Saved entries:
+===+
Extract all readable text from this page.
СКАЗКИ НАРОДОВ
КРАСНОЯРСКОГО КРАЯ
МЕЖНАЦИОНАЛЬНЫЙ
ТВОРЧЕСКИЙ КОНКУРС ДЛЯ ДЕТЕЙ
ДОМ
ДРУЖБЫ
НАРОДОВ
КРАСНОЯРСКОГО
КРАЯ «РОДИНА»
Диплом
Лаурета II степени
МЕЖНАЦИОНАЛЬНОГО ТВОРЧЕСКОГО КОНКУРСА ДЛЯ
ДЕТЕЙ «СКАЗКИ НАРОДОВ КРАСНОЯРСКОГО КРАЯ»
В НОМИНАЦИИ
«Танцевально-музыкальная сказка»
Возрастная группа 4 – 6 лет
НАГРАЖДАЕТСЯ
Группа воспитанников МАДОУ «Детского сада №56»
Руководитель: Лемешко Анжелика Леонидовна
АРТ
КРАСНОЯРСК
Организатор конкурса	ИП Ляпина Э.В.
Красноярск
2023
+===+
* _Problem_
In the material above, find the lines that contain "ДЕТЕЙ" and show them.

* _Response below_
ТВОРЧЕСКИЙ КОНКУРС ДЛЯ ДЕТЕЙ
ДЕТЕЙ «СКАЗКИ НАРОДОВ КРАСНОЯРСКОГО КРАЯ»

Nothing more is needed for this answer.